Filter the records below and copy every line containing the word "luck".
* START Data shown *
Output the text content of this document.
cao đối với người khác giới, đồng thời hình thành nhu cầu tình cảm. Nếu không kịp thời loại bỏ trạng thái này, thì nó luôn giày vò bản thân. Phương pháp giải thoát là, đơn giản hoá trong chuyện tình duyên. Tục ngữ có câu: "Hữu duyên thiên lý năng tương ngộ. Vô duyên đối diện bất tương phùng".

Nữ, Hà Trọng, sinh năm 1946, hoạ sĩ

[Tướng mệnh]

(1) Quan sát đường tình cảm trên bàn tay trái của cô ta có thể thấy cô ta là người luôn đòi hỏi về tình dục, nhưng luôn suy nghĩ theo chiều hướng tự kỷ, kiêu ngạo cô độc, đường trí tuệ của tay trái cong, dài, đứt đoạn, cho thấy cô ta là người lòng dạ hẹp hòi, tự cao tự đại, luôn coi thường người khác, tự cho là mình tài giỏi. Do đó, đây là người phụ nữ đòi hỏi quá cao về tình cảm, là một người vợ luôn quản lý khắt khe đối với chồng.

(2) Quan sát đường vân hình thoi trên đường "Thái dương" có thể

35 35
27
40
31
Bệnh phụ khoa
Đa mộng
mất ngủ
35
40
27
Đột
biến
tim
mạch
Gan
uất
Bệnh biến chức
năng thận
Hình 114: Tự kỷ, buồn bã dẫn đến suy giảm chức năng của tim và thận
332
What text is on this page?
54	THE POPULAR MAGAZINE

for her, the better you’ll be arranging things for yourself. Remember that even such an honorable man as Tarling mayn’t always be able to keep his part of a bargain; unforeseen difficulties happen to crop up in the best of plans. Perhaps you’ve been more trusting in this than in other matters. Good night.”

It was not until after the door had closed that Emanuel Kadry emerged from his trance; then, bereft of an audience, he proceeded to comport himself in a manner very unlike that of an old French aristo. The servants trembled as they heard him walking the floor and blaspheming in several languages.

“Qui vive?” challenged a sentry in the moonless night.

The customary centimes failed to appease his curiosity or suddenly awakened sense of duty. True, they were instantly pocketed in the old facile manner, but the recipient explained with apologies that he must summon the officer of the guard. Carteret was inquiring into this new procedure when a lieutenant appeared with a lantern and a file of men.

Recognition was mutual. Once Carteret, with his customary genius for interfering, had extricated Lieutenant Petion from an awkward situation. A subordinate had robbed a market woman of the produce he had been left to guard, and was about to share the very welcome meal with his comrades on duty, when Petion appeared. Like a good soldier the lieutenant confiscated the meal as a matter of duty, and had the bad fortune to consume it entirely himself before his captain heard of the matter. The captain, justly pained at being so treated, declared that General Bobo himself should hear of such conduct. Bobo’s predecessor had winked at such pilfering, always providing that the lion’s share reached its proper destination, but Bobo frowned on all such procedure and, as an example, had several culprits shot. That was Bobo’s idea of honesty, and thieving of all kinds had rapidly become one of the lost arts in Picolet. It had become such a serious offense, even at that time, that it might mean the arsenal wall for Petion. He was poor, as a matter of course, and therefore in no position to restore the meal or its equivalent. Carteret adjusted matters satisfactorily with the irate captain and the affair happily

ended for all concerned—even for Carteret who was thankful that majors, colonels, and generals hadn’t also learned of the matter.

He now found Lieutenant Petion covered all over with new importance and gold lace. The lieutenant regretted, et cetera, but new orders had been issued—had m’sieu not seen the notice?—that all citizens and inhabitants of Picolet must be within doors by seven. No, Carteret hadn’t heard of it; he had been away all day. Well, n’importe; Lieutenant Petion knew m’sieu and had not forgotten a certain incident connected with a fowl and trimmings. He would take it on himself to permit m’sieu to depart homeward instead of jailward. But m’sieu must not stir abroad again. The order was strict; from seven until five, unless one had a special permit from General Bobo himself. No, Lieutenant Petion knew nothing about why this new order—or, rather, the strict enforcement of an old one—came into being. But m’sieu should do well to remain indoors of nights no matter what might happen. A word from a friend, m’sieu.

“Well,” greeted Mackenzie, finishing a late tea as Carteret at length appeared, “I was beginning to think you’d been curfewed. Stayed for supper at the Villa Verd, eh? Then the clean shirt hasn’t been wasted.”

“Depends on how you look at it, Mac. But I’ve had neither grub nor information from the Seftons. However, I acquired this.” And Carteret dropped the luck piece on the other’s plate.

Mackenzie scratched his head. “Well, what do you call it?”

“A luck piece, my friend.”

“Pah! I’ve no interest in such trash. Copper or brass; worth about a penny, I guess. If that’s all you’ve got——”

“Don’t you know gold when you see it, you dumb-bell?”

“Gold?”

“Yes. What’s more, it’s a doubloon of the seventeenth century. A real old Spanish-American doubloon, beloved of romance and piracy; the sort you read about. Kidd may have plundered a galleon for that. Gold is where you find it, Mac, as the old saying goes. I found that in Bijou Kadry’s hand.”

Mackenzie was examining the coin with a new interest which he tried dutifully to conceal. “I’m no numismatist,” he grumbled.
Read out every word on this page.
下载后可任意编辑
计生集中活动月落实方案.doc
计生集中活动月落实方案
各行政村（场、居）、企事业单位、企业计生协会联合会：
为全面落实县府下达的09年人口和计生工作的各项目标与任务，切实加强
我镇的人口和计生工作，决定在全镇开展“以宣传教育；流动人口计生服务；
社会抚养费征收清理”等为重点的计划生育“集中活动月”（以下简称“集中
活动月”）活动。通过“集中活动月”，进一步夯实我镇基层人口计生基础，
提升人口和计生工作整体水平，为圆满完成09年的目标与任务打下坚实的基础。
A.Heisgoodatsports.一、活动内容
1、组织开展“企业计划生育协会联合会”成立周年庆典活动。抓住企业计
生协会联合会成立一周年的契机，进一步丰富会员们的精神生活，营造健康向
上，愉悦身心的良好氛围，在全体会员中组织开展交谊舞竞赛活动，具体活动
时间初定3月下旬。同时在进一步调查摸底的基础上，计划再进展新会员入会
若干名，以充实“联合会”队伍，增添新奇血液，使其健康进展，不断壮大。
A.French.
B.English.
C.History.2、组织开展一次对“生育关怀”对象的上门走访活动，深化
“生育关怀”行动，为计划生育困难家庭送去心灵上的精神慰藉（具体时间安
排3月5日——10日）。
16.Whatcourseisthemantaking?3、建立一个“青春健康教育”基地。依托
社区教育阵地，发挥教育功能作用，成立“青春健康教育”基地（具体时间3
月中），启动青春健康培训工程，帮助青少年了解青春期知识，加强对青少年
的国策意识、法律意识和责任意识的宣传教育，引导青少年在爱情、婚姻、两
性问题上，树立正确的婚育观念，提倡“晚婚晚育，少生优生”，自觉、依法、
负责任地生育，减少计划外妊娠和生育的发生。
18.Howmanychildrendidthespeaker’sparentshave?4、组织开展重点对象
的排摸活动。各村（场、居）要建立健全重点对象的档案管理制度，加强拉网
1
* END Data shown *
- Written solution:
“Depends on how you look at it, Mac. But I’ve had neither grub nor information from the Seftons. However, I acquired this.” And Carteret dropped the luck piece on the other’s plate.
“A luck piece, my friend.”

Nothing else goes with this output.